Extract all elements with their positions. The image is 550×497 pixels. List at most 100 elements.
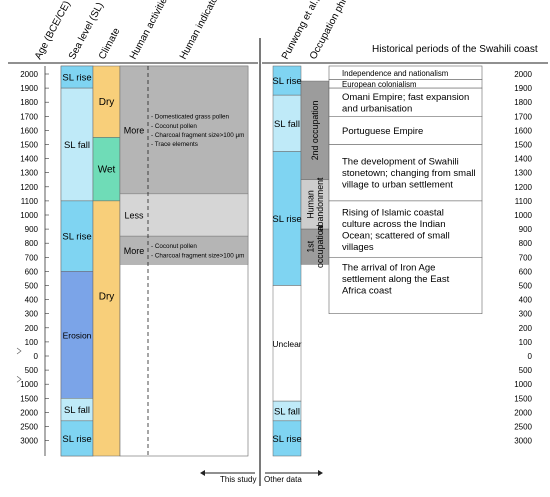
historical-period-box xyxy=(328,116,483,145)
age-tick-label: 1000 xyxy=(20,211,38,220)
arrow-right-icon xyxy=(318,470,323,476)
punwong-segment xyxy=(272,420,302,457)
human-indicator-item: - Trace elements xyxy=(151,141,198,148)
age-tick-label-right: 1300 xyxy=(514,169,532,178)
human-indicator-item: - Charcoal fragment size>100 μm xyxy=(151,252,244,259)
historical-period-line: Rising of Islamic coastal xyxy=(342,207,444,218)
human-indicator-item: - Charcoal fragment size>100 μm xyxy=(151,132,244,139)
historical-period-line: The development of Swahili xyxy=(342,157,459,168)
age-tick-label: 500 xyxy=(25,282,39,291)
age-tick-label-right: 1900 xyxy=(514,84,532,93)
age-tick-label: 1000 xyxy=(20,380,38,389)
age-tick-label: 1900 xyxy=(20,84,38,93)
age-tick-label: 2500 xyxy=(20,423,38,432)
age-tick-label-right: 100 xyxy=(519,338,533,347)
historical-period-label: European colonialism xyxy=(342,80,417,89)
age-tick-label-right: 700 xyxy=(519,253,533,262)
arrow-left-icon xyxy=(200,470,205,476)
sea-level-segment-label: SL rise xyxy=(62,232,91,243)
header-climate: Climate xyxy=(97,26,123,61)
age-tick-label-right: 1200 xyxy=(514,183,532,192)
punwong-segment-label: SL rise xyxy=(272,434,301,445)
historical-period-line: Ocean; scattered of small xyxy=(342,230,450,241)
climate-segment-label: Dry xyxy=(99,97,115,108)
age-tick-label-right: 400 xyxy=(519,296,533,305)
age-tick-label: 300 xyxy=(25,310,39,319)
age-tick-label-right: 1100 xyxy=(515,197,533,206)
historical-period-box xyxy=(328,144,483,202)
historical-period-line: and urbanisation xyxy=(342,103,412,114)
human-activity-label: More xyxy=(124,246,145,256)
sea-level-segment xyxy=(60,87,94,202)
sea-level-segment-label: SL fall xyxy=(64,405,90,416)
age-tick-label: 2000 xyxy=(20,408,38,417)
historical-period-line: Africa coast xyxy=(342,285,392,296)
historical-period-label: The arrival of Iron Age settlement along … xyxy=(342,262,450,296)
historical-period-line: village to urban settlement xyxy=(342,180,453,191)
sea-level-segment-label: SL fall xyxy=(64,140,90,151)
age-tick-label: 1800 xyxy=(20,98,38,107)
occupation-label-group: 1st occupation xyxy=(305,225,325,268)
punwong-segment-label: SL rise xyxy=(272,76,301,87)
punwong-segment xyxy=(272,151,302,286)
historical-period-label: Omani Empire; fast expansion and urbanisa… xyxy=(342,92,469,115)
age-tick-label-right: 1500 xyxy=(514,141,532,150)
footer-other-data: Other data xyxy=(264,475,302,484)
footer-this-study: This study xyxy=(220,475,256,484)
historical-period-line: Portuguese Empire xyxy=(342,126,423,137)
age-tick-label: 500 xyxy=(25,366,39,375)
human-activity-label: More xyxy=(124,125,145,135)
occupation-label: Human xyxy=(305,190,315,218)
age-axis-right: 2000190018001700160015001400130012001100… xyxy=(514,70,532,446)
punwong-segment-label: Unclear xyxy=(272,339,301,349)
occupation-label: 2nd occupation xyxy=(310,100,320,160)
historical-period-line: The arrival of Iron Age xyxy=(342,262,435,273)
punwong-segment xyxy=(272,285,302,402)
occupation-label: 1st xyxy=(305,240,315,252)
occupation-label: abandonment xyxy=(315,177,325,231)
header-historical: Historical periods of the Swahili coast xyxy=(372,44,538,55)
sea-level-segment-label: SL rise xyxy=(62,73,91,84)
occupation-segment xyxy=(300,179,330,230)
historical-period-label: The development of Swahili stonetown; cha… xyxy=(342,157,476,191)
age-tick-label-right: 1800 xyxy=(514,98,532,107)
age-tick-label: 700 xyxy=(25,253,39,262)
age-tick-label: 600 xyxy=(25,267,39,276)
age-tick-label: 1600 xyxy=(20,126,38,135)
sea-level-segment-label: SL rise xyxy=(62,434,91,445)
human-activity-label: Less xyxy=(124,211,144,221)
occupation-label-group: 2nd occupation xyxy=(310,100,320,160)
age-tick-label: 400 xyxy=(25,296,39,305)
age-tick-label-right: 1000 xyxy=(514,380,532,389)
age-tick-label: 200 xyxy=(25,324,39,333)
climate-segment xyxy=(92,137,121,202)
age-tick-label-right: 1500 xyxy=(514,394,532,403)
historical-period-box xyxy=(328,87,483,117)
age-tick-label: 3000 xyxy=(20,437,38,446)
human-indicator-item: - Coconut pollen xyxy=(151,123,197,130)
climate-segment-label: Wet xyxy=(98,165,116,176)
age-tick-label-right: 200 xyxy=(519,324,533,333)
header-human-indicators: Human indicators xyxy=(178,0,224,61)
age-tick-label-right: 2000 xyxy=(514,408,532,417)
historical-period-label: Independence and nationalism xyxy=(342,69,448,78)
age-tick-label-right: 500 xyxy=(519,366,533,375)
age-tick-label-right: 500 xyxy=(519,282,533,291)
punwong-segment-label: SL fall xyxy=(274,406,300,417)
age-tick-label: 1400 xyxy=(20,155,38,164)
historical-period-line: villages xyxy=(342,242,374,253)
age-tick-label-right: 1000 xyxy=(514,211,532,220)
age-tick-label-right: 2000 xyxy=(514,70,532,79)
historical-period-line: culture across the Indian xyxy=(342,219,446,230)
age-tick-label: 100 xyxy=(25,338,39,347)
age-tick-label-right: 1700 xyxy=(514,112,532,121)
age-tick-label-right: 1400 xyxy=(514,155,532,164)
human-activity-segment xyxy=(119,235,249,265)
age-tick-label: 800 xyxy=(25,239,39,248)
historical-period-label: Rising of Islamic coastal culture across … xyxy=(342,207,450,253)
age-tick-label-right: 800 xyxy=(519,239,533,248)
punwong-segment xyxy=(272,65,302,96)
age-tick-label-right: 900 xyxy=(519,225,533,234)
column-fills xyxy=(60,65,483,457)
· · · · ·
▶ _BRIEF_:
Reproduce every line above verbatim, leaving out the picture.

▶ _WRITTEN REPLY_:
Extract all elements with their positions. The image is 550×497 pixels. List at most 100 elements.
historical-period-box xyxy=(328,116,483,145)
age-tick-label: 1000 xyxy=(20,211,38,220)
arrow-right-icon xyxy=(318,470,323,476)
punwong-segment xyxy=(272,420,302,457)
human-indicator-item: - Trace elements xyxy=(151,141,198,148)
age-tick-label-right: 1300 xyxy=(514,169,532,178)
human-indicator-item: - Charcoal fragment size>100 μm xyxy=(151,252,244,259)
historical-period-line: Rising of Islamic coastal xyxy=(342,207,444,218)
human-indicator-item: - Charcoal fragment size>100 μm xyxy=(151,132,244,139)
historical-period-line: The development of Swahili xyxy=(342,157,459,168)
age-tick-label: 500 xyxy=(25,282,39,291)
age-tick-label-right: 1900 xyxy=(514,84,532,93)
age-tick-label: 1000 xyxy=(20,380,38,389)
age-tick-label: 1900 xyxy=(20,84,38,93)
age-tick-label: 2500 xyxy=(20,423,38,432)
age-tick-label-right: 100 xyxy=(519,338,533,347)
historical-period-label: European colonialism xyxy=(342,80,417,89)
age-tick-label-right: 700 xyxy=(519,253,533,262)
arrow-left-icon xyxy=(200,470,205,476)
sea-level-segment-label: SL rise xyxy=(62,232,91,243)
header-climate: Climate xyxy=(97,26,123,61)
age-tick-label-right: 1200 xyxy=(514,183,532,192)
punwong-segment-label: SL rise xyxy=(272,434,301,445)
historical-period-line: Ocean; scattered of small xyxy=(342,230,450,241)
climate-segment-label: Dry xyxy=(99,97,115,108)
age-tick-label-right: 400 xyxy=(519,296,533,305)
age-tick-label: 300 xyxy=(25,310,39,319)
age-tick-label-right: 1100 xyxy=(515,197,533,206)
historical-period-box xyxy=(328,144,483,202)
historical-period-line: and urbanisation xyxy=(342,103,412,114)
human-activity-label: More xyxy=(124,246,145,256)
sea-level-segment xyxy=(60,87,94,202)
sea-level-segment-label: SL fall xyxy=(64,405,90,416)
age-tick-label: 2000 xyxy=(20,408,38,417)
historical-period-line: Africa coast xyxy=(342,285,392,296)
historical-period-label: The arrival of Iron Age settlement along … xyxy=(342,262,450,296)
historical-period-line: village to urban settlement xyxy=(342,180,453,191)
sea-level-segment-label: SL fall xyxy=(64,140,90,151)
age-tick-label: 1800 xyxy=(20,98,38,107)
occupation-label-group: 1st occupation xyxy=(305,225,325,268)
punwong-segment-label: SL rise xyxy=(272,76,301,87)
punwong-segment xyxy=(272,151,302,286)
historical-period-label: Omani Empire; fast expansion and urbanisa… xyxy=(342,92,469,115)
age-tick-label-right: 1500 xyxy=(514,141,532,150)
footer-other-data: Other data xyxy=(264,475,302,484)
footer-this-study: This study xyxy=(220,475,256,484)
historical-period-line: Portuguese Empire xyxy=(342,126,423,137)
age-tick-label: 500 xyxy=(25,366,39,375)
human-activity-label: More xyxy=(124,125,145,135)
occupation-label: Human xyxy=(305,190,315,218)
age-axis-right: 2000190018001700160015001400130012001100… xyxy=(514,70,532,446)
punwong-segment-label: Unclear xyxy=(272,339,301,349)
occupation-label: 2nd occupation xyxy=(310,100,320,160)
historical-period-line: The arrival of Iron Age xyxy=(342,262,435,273)
punwong-segment xyxy=(272,285,302,402)
occupation-label: 1st xyxy=(305,240,315,252)
occupation-label: abandonment xyxy=(315,177,325,231)
header-historical: Historical periods of the Swahili coast xyxy=(372,44,538,55)
sea-level-segment-label: SL rise xyxy=(62,73,91,84)
occupation-segment xyxy=(300,179,330,230)
historical-period-label: The development of Swahili stonetown; cha… xyxy=(342,157,476,191)
age-tick-label-right: 1800 xyxy=(514,98,532,107)
age-tick-label: 700 xyxy=(25,253,39,262)
age-tick-label: 600 xyxy=(25,267,39,276)
age-tick-label: 1600 xyxy=(20,126,38,135)
sea-level-segment-label: SL rise xyxy=(62,434,91,445)
human-activity-label: Less xyxy=(124,211,144,221)
occupation-label-group: 2nd occupation xyxy=(310,100,320,160)
age-tick-label: 400 xyxy=(25,296,39,305)
age-tick-label-right: 1000 xyxy=(514,380,532,389)
age-tick-label: 200 xyxy=(25,324,39,333)
climate-segment xyxy=(92,137,121,202)
age-tick-label-right: 1500 xyxy=(514,394,532,403)
historical-period-box xyxy=(328,87,483,117)
age-tick-label: 3000 xyxy=(20,437,38,446)
human-indicator-item: - Coconut pollen xyxy=(151,123,197,130)
climate-segment-label: Wet xyxy=(98,165,116,176)
age-tick-label-right: 200 xyxy=(519,324,533,333)
header-human-indicators: Human indicators xyxy=(178,0,224,61)
age-tick-label-right: 2000 xyxy=(514,408,532,417)
historical-period-label: Independence and nationalism xyxy=(342,69,448,78)
age-tick-label-right: 500 xyxy=(519,366,533,375)
age-tick-label-right: 500 xyxy=(519,282,533,291)
punwong-segment-label: SL fall xyxy=(274,406,300,417)
age-tick-label: 1400 xyxy=(20,155,38,164)
historical-period-line: villages xyxy=(342,242,374,253)
age-tick-label-right: 1000 xyxy=(514,211,532,220)
age-tick-label-right: 2000 xyxy=(514,70,532,79)
historical-period-line: culture across the Indian xyxy=(342,219,446,230)
age-tick-label: 100 xyxy=(25,338,39,347)
age-tick-label-right: 1700 xyxy=(514,112,532,121)
age-tick-label-right: 1400 xyxy=(514,155,532,164)
human-activity-segment xyxy=(119,235,249,265)
age-tick-label: 800 xyxy=(25,239,39,248)
historical-period-label: Rising of Islamic coastal culture across … xyxy=(342,207,450,253)
age-tick-label-right: 800 xyxy=(519,239,533,248)
punwong-segment xyxy=(272,65,302,96)
age-tick-label-right: 900 xyxy=(519,225,533,234)
column-fills xyxy=(60,65,483,457)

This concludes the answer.